(Bounding box annotations)
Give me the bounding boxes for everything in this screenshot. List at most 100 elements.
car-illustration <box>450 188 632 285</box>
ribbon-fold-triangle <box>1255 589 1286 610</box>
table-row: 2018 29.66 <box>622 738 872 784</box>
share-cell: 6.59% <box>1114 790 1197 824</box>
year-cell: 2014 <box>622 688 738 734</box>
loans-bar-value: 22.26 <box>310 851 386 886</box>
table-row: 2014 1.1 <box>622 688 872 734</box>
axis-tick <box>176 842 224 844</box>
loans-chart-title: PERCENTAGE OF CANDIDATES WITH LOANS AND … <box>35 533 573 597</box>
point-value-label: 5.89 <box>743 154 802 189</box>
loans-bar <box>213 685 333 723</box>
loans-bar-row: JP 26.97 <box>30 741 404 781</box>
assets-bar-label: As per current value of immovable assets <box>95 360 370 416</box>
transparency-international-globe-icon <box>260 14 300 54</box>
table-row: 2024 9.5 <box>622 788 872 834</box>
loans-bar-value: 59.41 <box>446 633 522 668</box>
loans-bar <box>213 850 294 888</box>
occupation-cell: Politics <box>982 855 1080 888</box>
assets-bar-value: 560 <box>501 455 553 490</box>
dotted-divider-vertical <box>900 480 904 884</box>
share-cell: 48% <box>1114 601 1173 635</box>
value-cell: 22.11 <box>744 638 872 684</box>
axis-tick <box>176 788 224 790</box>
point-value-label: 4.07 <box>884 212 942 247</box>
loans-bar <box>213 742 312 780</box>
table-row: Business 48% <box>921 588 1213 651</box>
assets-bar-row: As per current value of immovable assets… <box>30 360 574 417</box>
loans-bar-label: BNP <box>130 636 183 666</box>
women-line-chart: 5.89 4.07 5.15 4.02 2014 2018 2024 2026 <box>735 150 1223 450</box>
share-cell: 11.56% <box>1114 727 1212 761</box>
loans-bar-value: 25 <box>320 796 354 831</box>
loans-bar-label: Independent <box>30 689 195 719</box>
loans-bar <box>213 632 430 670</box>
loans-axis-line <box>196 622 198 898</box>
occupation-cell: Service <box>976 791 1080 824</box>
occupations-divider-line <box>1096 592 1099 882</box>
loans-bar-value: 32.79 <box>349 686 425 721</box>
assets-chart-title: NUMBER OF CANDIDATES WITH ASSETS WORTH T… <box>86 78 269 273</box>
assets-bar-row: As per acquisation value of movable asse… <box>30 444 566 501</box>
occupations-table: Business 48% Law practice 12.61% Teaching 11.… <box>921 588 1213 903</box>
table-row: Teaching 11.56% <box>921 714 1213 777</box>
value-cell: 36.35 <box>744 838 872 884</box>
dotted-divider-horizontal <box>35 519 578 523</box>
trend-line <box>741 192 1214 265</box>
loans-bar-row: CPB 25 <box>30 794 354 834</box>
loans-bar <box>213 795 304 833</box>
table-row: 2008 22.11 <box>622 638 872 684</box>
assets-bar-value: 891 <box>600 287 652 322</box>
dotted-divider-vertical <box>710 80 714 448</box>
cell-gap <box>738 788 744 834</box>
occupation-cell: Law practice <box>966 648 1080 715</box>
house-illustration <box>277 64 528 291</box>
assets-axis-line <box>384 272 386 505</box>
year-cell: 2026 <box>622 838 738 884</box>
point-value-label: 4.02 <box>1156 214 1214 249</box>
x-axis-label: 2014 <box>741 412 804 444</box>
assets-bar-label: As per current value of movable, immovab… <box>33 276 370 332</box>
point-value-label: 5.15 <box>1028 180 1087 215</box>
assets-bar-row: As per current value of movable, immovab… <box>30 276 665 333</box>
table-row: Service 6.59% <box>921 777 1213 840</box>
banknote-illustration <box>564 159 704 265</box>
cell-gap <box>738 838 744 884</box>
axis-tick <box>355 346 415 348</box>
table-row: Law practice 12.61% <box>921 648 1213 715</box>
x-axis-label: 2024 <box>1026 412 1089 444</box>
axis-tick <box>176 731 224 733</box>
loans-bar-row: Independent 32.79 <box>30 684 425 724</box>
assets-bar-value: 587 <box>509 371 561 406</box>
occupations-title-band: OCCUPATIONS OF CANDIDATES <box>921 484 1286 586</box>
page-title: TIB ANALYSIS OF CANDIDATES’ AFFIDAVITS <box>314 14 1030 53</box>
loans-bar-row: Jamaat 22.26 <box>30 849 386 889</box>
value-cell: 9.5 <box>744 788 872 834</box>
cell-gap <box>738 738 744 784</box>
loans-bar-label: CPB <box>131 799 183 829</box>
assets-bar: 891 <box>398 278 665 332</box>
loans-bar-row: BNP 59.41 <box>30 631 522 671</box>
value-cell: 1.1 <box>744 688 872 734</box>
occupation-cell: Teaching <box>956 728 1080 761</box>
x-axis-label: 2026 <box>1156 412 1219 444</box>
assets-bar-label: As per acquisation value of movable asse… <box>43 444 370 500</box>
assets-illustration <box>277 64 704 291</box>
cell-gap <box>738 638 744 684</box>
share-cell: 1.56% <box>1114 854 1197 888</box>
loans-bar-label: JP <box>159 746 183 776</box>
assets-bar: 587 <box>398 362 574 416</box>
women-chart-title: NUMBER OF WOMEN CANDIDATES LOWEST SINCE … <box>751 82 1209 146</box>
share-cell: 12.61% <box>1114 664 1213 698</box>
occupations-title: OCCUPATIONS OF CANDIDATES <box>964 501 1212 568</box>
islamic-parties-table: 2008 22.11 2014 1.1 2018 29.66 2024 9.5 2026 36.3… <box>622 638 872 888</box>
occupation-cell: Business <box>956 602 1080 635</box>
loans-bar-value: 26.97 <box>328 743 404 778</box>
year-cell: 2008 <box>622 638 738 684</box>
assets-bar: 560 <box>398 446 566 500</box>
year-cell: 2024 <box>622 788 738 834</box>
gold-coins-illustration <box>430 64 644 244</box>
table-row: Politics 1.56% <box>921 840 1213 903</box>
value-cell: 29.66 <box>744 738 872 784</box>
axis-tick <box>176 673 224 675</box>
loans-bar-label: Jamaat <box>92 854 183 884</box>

**Objective:** Starting at the top of the records and ending with the line containing "share-cell: 11.56% <box>1114", write those lines out again with "share-cell" renamed to "percent-cell" and nothing else changed.

**Exercise response:**
Give me the bounding boxes for everything in this screenshot. List at most 100 elements.
car-illustration <box>450 188 632 285</box>
ribbon-fold-triangle <box>1255 589 1286 610</box>
table-row: 2018 29.66 <box>622 738 872 784</box>
percent-cell: 6.59% <box>1114 790 1197 824</box>
year-cell: 2014 <box>622 688 738 734</box>
loans-bar-value: 22.26 <box>310 851 386 886</box>
table-row: 2014 1.1 <box>622 688 872 734</box>
axis-tick <box>176 842 224 844</box>
loans-chart-title: PERCENTAGE OF CANDIDATES WITH LOANS AND … <box>35 533 573 597</box>
point-value-label: 5.89 <box>743 154 802 189</box>
loans-bar <box>213 685 333 723</box>
loans-bar-row: JP 26.97 <box>30 741 404 781</box>
assets-bar-label: As per current value of immovable assets <box>95 360 370 416</box>
transparency-international-globe-icon <box>260 14 300 54</box>
table-row: 2024 9.5 <box>622 788 872 834</box>
loans-bar-value: 59.41 <box>446 633 522 668</box>
loans-bar <box>213 850 294 888</box>
occupation-cell: Politics <box>982 855 1080 888</box>
assets-bar-value: 560 <box>501 455 553 490</box>
dotted-divider-vertical <box>900 480 904 884</box>
percent-cell: 48% <box>1114 601 1173 635</box>
value-cell: 22.11 <box>744 638 872 684</box>
axis-tick <box>176 788 224 790</box>
point-value-label: 4.07 <box>884 212 942 247</box>
loans-bar <box>213 742 312 780</box>
table-row: Business 48% <box>921 588 1213 651</box>
assets-bar-row: As per current value of immovable assets… <box>30 360 574 417</box>
loans-bar-label: BNP <box>130 636 183 666</box>
women-line-chart: 5.89 4.07 5.15 4.02 2014 2018 2024 2026 <box>735 150 1223 450</box>
percent-cell: 11.56% <box>1114 727 1212 761</box>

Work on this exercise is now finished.